• Your task: Every line of the data that contains the string "収支報告書等の写しは" must be copied.

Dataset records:
▼

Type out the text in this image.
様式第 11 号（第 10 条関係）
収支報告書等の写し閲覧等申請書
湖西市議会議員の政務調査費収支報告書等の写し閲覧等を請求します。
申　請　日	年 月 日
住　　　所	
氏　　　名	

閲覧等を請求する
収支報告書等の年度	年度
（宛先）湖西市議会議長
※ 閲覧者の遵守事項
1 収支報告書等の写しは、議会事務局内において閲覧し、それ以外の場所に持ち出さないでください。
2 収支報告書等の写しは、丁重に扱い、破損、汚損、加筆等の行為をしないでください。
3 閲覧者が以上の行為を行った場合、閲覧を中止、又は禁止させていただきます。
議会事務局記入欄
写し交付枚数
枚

▲

• Written reply:
1 収支報告書等の写しは、議会事務局内において閲覧し、それ以外の場所に持ち出さないでください。
2 収支報告書等の写しは、丁重に扱い、破損、汚損、加筆等の行為をしないでください。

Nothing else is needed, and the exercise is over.